**REQUIREMENT**: Identify all lines of the data containing the string "label" and copy them.

**Entries with figure data**:
--- begin ---
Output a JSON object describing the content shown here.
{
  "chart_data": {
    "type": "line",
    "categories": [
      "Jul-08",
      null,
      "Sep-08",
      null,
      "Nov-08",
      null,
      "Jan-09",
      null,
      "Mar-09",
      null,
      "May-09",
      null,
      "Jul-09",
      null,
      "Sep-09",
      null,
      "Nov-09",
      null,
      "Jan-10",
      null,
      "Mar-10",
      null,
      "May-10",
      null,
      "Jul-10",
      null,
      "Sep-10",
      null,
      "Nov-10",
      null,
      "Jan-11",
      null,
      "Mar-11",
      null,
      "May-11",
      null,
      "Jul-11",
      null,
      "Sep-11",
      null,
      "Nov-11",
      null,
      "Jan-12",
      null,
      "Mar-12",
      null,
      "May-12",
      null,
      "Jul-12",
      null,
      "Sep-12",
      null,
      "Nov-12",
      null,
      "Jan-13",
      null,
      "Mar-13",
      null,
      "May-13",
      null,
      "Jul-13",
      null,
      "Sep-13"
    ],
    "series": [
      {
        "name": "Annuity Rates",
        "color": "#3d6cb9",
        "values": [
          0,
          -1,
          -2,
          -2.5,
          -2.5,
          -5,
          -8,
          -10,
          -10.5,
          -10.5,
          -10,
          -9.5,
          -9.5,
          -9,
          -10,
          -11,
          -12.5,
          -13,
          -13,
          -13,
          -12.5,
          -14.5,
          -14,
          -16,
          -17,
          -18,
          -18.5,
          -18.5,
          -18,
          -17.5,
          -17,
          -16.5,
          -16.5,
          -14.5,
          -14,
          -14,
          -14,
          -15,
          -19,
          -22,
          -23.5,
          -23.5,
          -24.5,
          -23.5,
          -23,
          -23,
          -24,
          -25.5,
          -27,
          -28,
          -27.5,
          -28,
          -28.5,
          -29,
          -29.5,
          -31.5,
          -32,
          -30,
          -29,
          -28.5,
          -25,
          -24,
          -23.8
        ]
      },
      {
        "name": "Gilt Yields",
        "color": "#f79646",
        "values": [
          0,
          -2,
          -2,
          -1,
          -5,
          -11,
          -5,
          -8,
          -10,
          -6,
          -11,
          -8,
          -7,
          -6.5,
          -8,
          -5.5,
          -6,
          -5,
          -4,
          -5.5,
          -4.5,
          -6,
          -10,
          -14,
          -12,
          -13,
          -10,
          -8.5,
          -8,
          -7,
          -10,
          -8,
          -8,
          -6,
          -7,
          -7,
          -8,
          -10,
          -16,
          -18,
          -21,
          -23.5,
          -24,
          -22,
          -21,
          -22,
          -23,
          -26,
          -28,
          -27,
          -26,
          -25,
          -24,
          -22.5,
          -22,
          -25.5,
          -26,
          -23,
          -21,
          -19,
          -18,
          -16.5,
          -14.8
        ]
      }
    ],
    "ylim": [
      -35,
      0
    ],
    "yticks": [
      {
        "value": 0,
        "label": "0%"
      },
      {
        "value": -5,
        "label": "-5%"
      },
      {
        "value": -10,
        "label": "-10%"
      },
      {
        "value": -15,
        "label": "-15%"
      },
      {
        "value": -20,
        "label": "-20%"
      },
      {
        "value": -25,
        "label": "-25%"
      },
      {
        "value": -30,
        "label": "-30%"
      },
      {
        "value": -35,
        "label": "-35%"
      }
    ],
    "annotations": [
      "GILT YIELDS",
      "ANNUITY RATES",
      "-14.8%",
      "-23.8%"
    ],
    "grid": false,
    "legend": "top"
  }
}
--- end ---
**OUTPUT**:
        "label": "0%"
        "label": "-5%"
        "label": "-10%"
        "label": "-15%"
        "label": "-20%"
        "label": "-25%"
        "label": "-30%"
        "label": "-35%"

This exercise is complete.